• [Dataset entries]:
((

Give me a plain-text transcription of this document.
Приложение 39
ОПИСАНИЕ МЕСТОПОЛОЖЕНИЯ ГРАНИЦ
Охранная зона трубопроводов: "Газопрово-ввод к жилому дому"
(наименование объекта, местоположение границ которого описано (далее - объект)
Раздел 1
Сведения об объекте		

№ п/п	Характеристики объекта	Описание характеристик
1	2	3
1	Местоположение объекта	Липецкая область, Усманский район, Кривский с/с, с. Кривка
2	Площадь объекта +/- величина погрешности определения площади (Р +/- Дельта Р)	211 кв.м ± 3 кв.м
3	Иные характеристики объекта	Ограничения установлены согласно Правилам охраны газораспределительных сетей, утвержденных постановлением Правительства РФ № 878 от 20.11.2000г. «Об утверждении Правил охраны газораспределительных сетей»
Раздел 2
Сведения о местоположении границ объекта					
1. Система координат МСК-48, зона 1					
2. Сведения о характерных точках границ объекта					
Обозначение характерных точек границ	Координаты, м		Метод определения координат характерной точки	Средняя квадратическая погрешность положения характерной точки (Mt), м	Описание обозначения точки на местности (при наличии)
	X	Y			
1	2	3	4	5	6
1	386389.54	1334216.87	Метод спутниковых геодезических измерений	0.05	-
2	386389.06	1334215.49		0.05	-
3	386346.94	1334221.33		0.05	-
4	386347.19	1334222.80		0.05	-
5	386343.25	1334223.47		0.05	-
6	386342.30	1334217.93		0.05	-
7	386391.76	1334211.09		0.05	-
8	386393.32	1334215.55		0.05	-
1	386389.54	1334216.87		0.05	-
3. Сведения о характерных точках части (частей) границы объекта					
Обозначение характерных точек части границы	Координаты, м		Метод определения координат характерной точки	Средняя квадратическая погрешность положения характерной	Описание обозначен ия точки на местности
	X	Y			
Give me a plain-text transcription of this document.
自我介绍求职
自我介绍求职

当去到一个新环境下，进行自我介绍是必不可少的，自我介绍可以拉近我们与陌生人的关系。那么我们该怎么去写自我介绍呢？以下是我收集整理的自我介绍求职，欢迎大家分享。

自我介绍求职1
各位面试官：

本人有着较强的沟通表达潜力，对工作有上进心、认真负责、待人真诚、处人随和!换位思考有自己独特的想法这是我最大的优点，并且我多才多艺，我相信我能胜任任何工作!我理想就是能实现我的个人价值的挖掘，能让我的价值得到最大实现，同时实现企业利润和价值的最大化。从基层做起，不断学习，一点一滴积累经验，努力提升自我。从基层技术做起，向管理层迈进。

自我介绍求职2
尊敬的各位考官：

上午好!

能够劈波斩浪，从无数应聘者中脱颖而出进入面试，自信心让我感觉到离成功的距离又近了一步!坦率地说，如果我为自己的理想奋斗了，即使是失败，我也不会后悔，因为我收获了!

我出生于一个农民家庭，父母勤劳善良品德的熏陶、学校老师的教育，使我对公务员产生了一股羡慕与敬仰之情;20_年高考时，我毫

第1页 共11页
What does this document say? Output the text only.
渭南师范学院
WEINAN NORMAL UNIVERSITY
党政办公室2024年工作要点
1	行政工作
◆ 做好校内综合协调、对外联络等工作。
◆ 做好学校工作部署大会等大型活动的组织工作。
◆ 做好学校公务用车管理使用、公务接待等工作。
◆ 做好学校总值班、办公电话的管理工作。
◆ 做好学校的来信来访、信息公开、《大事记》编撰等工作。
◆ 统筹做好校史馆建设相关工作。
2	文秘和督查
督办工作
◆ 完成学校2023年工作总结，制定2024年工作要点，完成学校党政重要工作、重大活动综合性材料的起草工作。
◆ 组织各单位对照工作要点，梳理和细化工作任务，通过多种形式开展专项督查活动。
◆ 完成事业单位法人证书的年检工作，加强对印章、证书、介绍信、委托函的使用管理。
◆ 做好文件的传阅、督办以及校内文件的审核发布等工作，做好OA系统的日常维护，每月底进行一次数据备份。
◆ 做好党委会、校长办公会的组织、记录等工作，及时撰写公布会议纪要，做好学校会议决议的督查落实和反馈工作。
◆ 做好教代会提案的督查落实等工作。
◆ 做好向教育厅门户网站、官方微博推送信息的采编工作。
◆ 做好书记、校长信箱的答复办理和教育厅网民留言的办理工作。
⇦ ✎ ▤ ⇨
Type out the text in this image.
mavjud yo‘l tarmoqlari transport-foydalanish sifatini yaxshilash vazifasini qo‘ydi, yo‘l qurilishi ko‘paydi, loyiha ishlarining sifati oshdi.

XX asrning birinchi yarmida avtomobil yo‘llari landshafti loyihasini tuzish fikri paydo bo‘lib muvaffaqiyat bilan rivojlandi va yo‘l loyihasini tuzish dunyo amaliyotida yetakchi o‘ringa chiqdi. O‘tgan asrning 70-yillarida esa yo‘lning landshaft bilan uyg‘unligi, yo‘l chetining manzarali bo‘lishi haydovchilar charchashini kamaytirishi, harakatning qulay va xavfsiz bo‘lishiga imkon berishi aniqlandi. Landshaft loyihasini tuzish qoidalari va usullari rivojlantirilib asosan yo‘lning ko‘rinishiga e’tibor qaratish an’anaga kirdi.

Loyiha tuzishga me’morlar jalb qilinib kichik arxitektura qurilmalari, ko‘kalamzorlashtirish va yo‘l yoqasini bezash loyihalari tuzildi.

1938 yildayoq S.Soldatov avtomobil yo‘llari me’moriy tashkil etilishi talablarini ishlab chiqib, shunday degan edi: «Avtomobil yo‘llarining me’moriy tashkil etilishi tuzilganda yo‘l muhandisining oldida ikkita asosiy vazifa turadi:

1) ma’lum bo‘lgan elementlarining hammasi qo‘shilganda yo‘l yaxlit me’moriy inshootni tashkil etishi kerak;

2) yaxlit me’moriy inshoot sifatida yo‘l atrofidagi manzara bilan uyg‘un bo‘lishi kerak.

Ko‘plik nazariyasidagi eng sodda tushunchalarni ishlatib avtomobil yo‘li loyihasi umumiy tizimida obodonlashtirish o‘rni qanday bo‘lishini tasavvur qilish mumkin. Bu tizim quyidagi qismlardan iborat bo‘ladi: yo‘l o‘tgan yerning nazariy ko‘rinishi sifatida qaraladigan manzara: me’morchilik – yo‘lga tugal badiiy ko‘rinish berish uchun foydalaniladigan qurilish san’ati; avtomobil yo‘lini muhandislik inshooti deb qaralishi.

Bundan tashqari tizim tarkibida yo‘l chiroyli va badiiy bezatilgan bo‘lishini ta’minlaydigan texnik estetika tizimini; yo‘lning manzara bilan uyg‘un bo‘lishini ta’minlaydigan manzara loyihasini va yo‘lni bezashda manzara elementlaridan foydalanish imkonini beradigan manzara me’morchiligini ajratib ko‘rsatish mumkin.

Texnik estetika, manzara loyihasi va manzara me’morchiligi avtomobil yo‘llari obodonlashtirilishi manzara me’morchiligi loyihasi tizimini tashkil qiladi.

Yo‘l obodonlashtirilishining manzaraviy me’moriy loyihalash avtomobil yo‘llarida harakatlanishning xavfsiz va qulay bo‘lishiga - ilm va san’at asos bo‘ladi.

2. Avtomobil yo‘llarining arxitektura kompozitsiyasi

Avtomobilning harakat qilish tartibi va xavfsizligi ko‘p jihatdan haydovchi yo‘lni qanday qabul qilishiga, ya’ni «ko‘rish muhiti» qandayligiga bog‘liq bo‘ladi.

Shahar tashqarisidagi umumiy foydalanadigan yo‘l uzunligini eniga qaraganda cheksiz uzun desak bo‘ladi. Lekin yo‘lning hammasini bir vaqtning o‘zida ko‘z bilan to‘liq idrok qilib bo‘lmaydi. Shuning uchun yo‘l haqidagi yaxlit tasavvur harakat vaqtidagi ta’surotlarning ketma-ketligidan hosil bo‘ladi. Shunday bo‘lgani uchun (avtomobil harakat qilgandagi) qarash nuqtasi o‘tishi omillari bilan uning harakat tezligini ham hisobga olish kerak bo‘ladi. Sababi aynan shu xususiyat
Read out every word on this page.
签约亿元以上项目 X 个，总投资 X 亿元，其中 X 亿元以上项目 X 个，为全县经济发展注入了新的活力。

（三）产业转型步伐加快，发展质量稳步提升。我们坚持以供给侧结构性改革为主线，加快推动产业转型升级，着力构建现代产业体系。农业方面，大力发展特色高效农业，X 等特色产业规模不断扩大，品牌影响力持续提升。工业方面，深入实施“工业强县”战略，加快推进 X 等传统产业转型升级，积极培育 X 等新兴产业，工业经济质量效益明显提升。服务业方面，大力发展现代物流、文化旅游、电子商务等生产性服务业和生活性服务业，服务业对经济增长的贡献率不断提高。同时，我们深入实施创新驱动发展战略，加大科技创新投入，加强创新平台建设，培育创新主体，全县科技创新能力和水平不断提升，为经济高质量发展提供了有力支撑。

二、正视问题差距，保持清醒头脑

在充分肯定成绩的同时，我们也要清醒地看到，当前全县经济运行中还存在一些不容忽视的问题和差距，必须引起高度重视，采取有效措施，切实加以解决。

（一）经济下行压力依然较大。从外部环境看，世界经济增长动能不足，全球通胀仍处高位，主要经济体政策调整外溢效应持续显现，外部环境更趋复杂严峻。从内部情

))

• [To do]: Using the records above, copy each line that contains "зона".

• [Correct answer]:
Охранная зона трубопроводов: "Газопрово-ввод к жилому дому"
1. Система координат МСК-48, зона 1					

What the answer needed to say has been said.